## EXERCISE 1
Tally the lines in the rows below that contain the string "info", and reply with that number alone.
┌─ DOCUMENT PASSAGE
Creative coders use backward thinking techniques as a strategy.

Raistlin

QuoteHi Raistlin,

Did you ever get around to finding those pulsars?

Hail master rrr314159/Siekmanski, Nope did'nt find those pulsars yet (dreamy look), but I'am on my way...

Writing a paper on a High Performance / High Throughput Computing Hybrid grid that may be
able to implement  FFT searches in parallel for the use of binary star pulsar searches and much more...
Still knocking it out though so don't hold you're breath just yet.... takes forever - thesis writing part that is.
Coding part - well on its way - all in >ASM<

Hope you're all still doing well, miss chatting with you (mayhap I'll drop you a PM so you can do some beta testing ??) :bgrin:

Raistlin


Are you pondering what I'm pondering? It's time to take over the world ! - let's use ASSEMBLY...

rrr314159

@Siekmanski,

You've got the right idea, comment almost every line. When coding, comments seem superfluous (it's all so obvious), but later on I regret leaving them out.
└─
## EXERCISE 2
Retype the forum thread above from "Hail master rrr314159/Siekmanski, Nope" to "and much more...".
┌─ RECORDS SUPPLIED
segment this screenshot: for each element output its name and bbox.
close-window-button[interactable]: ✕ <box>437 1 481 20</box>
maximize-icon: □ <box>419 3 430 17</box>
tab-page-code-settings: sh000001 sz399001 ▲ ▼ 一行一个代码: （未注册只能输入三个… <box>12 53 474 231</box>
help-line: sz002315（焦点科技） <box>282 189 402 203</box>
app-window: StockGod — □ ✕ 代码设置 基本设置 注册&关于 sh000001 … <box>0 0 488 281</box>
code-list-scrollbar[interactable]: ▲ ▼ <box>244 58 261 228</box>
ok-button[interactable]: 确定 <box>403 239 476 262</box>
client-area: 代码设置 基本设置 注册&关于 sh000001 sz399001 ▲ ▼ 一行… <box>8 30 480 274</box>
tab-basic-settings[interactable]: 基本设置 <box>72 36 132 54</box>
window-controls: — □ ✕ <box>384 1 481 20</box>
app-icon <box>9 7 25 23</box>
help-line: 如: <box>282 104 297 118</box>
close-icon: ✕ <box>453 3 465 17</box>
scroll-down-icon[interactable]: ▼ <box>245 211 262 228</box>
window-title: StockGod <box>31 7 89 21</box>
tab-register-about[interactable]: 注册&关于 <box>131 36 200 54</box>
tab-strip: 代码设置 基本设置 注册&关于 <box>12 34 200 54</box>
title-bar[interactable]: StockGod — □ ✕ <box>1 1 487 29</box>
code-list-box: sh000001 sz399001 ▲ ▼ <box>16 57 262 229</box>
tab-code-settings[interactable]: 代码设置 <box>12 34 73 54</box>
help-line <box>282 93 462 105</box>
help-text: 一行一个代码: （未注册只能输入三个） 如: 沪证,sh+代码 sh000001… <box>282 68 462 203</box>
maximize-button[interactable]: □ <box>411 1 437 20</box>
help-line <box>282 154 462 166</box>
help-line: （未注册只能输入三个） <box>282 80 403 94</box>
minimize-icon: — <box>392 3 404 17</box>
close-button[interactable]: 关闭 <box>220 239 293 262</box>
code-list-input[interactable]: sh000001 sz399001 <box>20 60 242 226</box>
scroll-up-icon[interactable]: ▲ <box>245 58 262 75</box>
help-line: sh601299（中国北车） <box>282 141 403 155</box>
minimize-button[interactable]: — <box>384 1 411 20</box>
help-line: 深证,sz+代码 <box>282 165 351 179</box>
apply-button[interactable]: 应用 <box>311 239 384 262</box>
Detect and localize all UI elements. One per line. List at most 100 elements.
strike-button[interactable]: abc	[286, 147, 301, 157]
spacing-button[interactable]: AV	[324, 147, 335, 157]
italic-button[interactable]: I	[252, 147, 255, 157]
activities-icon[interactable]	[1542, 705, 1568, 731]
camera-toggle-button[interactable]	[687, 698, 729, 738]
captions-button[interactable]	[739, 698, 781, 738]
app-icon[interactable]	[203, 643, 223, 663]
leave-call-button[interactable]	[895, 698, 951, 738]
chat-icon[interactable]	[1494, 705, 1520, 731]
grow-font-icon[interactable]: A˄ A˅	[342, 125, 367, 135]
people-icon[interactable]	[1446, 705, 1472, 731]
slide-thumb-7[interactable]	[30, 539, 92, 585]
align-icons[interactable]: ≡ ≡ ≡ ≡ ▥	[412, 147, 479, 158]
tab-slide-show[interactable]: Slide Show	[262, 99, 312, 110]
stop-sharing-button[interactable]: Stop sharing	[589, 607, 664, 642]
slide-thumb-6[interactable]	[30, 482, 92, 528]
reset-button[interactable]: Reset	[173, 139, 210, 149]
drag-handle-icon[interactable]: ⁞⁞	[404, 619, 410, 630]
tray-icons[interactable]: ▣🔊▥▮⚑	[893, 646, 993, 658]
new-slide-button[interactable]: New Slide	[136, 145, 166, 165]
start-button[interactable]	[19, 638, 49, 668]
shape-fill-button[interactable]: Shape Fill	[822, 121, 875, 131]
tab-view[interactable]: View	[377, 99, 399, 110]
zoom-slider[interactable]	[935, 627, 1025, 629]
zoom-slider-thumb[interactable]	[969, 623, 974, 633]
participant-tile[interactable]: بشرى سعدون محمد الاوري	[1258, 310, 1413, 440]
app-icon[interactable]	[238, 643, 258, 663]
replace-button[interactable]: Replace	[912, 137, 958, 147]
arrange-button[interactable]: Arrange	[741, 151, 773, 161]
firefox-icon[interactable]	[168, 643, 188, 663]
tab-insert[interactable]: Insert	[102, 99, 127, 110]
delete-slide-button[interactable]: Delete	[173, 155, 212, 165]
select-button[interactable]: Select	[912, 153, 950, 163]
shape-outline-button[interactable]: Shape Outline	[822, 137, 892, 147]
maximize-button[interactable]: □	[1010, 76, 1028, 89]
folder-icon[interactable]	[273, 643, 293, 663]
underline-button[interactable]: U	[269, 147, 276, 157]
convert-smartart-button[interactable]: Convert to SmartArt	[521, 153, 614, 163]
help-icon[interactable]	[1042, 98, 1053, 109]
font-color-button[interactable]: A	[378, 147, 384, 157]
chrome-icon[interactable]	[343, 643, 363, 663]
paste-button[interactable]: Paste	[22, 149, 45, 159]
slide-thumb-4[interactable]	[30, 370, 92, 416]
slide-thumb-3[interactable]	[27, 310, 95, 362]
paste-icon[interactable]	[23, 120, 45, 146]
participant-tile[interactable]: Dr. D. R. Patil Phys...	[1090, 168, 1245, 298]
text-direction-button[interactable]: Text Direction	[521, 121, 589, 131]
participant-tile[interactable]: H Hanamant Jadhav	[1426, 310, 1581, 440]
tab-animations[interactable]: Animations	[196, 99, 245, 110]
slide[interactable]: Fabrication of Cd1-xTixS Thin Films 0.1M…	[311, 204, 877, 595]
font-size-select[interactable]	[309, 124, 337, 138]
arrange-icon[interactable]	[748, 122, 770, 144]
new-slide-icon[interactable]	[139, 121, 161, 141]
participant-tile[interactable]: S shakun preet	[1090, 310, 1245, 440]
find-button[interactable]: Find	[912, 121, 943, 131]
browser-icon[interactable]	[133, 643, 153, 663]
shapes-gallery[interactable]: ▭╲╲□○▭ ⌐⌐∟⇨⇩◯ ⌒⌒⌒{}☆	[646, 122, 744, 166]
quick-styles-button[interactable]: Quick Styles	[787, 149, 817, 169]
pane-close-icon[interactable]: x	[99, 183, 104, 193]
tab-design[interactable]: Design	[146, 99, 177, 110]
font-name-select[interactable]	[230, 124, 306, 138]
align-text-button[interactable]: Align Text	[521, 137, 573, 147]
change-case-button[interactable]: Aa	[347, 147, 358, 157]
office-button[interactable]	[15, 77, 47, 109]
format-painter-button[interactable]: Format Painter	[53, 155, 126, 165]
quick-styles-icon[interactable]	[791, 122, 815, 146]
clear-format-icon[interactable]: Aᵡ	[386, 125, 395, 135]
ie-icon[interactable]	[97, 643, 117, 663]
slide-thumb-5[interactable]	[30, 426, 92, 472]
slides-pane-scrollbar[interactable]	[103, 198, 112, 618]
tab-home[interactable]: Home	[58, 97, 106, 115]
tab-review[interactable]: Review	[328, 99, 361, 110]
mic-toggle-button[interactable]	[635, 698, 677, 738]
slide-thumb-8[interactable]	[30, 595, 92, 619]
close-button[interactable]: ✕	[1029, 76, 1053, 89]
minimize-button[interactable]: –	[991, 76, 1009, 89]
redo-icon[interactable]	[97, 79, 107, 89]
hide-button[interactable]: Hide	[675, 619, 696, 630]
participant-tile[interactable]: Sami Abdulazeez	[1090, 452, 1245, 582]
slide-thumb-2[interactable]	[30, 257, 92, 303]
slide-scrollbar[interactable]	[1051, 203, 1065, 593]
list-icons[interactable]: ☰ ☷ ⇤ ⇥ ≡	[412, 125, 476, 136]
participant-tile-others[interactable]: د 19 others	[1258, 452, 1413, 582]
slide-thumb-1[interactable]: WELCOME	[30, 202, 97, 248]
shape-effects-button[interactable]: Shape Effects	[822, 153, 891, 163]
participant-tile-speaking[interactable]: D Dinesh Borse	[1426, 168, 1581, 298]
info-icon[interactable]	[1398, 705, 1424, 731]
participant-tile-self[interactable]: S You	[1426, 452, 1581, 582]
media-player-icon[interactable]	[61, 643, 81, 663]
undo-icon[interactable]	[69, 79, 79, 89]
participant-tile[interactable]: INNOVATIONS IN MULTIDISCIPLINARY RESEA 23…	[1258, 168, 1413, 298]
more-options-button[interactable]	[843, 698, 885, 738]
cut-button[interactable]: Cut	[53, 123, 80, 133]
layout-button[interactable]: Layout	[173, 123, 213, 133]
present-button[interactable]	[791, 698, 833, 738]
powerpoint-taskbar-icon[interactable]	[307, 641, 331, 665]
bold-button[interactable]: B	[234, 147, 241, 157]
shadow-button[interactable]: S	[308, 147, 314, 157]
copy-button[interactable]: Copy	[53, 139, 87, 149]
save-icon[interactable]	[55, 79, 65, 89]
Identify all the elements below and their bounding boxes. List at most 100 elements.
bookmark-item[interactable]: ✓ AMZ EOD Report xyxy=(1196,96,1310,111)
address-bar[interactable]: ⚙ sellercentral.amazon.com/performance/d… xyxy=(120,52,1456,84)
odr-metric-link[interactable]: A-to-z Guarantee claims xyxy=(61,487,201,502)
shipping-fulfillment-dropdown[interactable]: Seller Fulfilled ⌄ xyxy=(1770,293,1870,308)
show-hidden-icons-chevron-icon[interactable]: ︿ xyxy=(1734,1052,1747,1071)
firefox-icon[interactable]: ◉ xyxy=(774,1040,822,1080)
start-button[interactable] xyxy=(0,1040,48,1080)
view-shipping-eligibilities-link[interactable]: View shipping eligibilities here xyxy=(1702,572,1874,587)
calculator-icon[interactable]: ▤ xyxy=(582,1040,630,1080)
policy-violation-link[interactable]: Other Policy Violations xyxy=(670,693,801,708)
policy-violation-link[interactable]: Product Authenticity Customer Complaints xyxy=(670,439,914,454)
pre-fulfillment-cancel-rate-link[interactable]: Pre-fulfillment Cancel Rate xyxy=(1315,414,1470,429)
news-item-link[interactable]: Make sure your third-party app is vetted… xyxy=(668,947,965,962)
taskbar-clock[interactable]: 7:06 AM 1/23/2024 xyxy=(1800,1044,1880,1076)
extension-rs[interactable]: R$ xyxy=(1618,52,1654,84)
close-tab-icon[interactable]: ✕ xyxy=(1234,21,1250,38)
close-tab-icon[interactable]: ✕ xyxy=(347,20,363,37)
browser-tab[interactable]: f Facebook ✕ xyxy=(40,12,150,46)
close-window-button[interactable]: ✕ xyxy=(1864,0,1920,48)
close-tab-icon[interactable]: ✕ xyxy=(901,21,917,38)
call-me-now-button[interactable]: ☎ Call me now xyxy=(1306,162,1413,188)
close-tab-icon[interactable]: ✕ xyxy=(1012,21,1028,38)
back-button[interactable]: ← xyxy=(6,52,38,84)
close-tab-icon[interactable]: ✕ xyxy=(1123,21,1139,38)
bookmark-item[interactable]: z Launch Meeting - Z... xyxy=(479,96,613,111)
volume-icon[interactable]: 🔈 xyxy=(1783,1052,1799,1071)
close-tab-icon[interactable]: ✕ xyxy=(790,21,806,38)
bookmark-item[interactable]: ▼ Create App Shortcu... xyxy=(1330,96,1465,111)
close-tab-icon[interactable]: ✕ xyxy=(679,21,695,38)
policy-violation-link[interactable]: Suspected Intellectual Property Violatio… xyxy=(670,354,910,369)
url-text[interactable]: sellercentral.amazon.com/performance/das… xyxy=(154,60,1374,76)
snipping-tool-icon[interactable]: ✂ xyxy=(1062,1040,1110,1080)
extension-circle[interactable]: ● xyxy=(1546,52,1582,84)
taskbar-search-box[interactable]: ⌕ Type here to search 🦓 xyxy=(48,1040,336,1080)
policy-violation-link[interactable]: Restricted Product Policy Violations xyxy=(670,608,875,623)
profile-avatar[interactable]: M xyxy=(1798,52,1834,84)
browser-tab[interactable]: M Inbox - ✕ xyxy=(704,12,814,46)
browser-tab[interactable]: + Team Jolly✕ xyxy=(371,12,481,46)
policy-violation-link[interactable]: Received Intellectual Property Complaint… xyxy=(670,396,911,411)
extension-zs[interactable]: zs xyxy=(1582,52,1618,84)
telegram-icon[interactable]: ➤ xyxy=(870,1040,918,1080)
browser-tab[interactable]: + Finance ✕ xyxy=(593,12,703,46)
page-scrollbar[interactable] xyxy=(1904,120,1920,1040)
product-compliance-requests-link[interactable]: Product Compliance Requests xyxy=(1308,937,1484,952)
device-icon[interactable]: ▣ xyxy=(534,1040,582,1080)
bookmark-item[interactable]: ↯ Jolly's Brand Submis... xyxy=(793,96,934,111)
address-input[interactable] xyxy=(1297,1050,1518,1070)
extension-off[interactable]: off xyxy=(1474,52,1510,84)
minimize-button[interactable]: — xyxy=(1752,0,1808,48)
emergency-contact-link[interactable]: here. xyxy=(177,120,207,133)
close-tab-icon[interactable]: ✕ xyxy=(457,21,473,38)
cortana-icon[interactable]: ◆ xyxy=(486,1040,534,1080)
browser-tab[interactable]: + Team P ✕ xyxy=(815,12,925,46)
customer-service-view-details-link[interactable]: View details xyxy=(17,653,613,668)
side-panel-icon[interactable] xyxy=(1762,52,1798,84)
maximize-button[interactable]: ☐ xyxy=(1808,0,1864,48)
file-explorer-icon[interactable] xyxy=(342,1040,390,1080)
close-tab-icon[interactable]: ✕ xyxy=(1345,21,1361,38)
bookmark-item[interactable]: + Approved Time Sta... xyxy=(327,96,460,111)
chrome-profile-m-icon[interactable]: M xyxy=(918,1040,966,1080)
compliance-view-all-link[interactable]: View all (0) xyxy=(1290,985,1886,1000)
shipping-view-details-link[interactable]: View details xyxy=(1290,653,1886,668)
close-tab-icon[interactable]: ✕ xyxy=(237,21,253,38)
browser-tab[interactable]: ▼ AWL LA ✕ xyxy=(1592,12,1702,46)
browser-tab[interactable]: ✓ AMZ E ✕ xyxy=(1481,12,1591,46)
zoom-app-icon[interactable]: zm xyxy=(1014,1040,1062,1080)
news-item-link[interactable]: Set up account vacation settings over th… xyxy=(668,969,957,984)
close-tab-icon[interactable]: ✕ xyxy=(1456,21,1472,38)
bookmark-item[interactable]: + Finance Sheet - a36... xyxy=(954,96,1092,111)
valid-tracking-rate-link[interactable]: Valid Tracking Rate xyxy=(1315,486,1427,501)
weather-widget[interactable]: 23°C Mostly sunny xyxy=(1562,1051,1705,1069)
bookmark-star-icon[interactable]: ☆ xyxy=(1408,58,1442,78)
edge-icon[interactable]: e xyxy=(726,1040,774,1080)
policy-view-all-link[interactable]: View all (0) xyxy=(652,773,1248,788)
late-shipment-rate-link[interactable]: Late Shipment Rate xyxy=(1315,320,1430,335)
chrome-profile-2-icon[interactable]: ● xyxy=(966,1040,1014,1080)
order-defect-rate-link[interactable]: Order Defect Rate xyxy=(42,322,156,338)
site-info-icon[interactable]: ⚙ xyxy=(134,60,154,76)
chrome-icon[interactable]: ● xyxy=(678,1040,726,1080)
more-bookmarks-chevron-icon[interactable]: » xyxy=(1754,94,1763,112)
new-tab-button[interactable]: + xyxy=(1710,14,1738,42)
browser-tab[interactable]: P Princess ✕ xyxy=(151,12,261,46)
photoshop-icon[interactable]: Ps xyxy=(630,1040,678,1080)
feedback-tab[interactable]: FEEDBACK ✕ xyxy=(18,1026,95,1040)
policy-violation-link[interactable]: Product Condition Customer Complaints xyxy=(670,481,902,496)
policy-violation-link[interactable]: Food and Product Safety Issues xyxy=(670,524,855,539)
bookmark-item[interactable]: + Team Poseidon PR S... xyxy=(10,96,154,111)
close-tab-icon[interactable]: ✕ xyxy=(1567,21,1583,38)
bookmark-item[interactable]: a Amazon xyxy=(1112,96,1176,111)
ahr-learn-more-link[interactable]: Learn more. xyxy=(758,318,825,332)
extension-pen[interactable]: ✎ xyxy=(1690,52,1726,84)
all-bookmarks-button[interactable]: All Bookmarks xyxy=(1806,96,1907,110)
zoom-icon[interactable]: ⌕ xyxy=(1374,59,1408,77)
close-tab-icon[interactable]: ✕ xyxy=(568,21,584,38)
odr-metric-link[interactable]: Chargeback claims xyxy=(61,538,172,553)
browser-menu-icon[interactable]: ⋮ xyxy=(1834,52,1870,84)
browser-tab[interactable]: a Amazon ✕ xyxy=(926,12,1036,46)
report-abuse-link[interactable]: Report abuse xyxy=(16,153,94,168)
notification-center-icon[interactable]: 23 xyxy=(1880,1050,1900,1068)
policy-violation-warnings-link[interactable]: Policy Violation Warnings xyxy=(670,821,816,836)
└─
## REPLY 1
2

## REPLY 2
Hail master rrr314159/Siekmanski, Nope did'nt find those pulsars yet (dreamy look), but I'am on my way...

Writing a paper on a High Performance / High Throughput Computing Hybrid grid that may be
able to implement  FFT searches in parallel for the use of binary star pulsar searches and much more...